> _WHAT THE TASK ASKS_: Review the material line by line. Identify and copy every line that contains the string "this".

> _DATA SUPPLIED_:
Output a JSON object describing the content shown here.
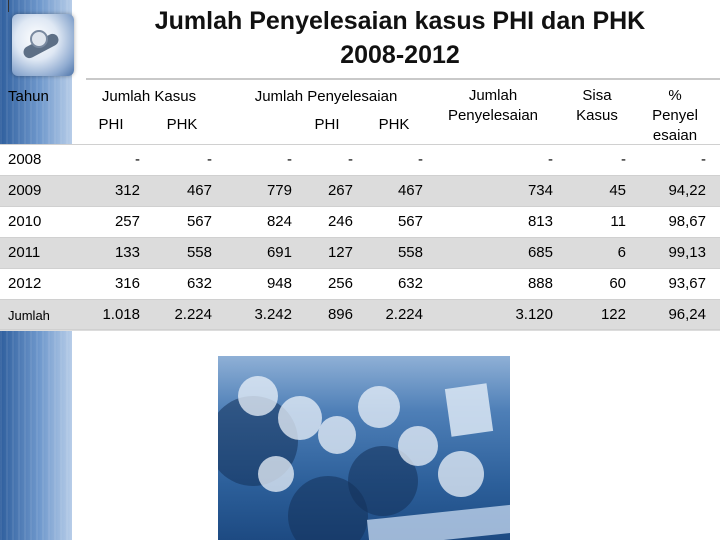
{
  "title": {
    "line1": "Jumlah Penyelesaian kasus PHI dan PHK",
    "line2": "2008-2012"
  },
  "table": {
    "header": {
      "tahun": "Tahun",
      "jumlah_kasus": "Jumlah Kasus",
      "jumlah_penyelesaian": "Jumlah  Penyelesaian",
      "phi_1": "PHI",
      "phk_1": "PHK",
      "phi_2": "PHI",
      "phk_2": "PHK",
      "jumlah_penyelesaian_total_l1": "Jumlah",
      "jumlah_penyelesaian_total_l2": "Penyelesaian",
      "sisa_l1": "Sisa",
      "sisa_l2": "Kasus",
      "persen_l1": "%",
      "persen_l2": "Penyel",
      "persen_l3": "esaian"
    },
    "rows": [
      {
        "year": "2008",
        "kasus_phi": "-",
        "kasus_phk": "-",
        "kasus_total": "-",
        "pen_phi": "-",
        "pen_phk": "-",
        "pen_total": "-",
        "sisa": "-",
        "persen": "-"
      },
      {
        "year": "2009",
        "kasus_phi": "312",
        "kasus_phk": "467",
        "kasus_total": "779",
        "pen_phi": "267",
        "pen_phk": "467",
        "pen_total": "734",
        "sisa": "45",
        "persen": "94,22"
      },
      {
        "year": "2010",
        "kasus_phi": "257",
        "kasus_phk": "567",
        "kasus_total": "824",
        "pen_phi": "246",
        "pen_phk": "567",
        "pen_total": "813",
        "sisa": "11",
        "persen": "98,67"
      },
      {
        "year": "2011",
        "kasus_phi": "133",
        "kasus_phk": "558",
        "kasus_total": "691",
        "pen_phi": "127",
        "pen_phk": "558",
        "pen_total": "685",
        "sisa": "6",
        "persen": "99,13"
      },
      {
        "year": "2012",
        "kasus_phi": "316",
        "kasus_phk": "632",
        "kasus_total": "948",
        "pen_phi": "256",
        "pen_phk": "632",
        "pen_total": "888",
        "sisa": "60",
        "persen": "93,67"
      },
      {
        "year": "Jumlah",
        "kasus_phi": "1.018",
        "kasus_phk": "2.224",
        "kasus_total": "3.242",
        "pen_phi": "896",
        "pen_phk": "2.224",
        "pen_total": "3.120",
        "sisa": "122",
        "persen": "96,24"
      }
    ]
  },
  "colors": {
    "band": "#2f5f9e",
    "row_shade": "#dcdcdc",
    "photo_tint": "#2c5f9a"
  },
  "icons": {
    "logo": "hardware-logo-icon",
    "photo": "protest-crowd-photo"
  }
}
---
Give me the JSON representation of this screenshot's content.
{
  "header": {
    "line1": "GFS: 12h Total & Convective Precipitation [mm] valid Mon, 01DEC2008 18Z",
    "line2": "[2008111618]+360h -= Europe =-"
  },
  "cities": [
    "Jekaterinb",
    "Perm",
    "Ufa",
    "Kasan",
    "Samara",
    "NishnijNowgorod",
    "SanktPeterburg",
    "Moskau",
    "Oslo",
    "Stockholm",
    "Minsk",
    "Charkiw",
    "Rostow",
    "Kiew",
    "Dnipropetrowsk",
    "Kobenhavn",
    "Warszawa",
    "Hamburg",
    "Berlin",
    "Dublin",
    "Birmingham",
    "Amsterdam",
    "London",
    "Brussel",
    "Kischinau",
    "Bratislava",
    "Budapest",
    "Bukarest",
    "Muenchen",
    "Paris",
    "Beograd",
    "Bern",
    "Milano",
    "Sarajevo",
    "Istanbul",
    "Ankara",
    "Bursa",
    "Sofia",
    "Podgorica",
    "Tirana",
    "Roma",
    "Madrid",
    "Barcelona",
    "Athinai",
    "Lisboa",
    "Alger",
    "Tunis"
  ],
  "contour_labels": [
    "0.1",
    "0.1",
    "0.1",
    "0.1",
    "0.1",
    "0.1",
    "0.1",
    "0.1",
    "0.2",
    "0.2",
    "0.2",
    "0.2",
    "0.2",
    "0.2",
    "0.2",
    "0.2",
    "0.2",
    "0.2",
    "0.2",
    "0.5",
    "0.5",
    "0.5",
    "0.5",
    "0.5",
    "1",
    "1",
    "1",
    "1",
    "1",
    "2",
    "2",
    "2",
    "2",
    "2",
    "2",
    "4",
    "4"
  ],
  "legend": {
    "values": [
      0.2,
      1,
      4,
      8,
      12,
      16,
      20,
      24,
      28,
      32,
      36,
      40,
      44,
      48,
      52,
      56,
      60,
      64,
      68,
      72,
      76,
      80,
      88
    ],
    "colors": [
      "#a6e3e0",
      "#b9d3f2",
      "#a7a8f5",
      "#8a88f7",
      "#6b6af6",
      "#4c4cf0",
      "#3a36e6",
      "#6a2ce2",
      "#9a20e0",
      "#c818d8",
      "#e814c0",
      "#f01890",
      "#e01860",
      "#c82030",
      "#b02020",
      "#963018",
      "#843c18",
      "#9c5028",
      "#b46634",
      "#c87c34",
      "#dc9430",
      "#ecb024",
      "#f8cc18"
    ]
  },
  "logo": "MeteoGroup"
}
==
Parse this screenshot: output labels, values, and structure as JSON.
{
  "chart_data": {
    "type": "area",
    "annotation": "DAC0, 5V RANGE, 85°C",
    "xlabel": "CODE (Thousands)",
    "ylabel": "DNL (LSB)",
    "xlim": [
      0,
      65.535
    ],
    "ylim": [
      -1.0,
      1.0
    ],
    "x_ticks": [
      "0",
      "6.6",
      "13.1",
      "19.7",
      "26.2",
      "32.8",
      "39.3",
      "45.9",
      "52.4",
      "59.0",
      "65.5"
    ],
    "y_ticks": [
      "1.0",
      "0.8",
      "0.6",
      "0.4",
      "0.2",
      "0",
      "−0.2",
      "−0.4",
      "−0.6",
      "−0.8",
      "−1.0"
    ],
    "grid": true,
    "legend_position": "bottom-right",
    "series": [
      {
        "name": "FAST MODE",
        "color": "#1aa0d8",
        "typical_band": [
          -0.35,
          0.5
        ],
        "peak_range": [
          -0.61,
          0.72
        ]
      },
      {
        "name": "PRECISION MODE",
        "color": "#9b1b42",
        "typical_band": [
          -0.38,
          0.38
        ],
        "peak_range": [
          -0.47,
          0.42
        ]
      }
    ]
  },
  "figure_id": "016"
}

> _OUTPUT OF THE EXERCISE_:
Give me the JSON representation of this screenshot's content.
Parse this screenshot: output labels, values, and structure as JSON.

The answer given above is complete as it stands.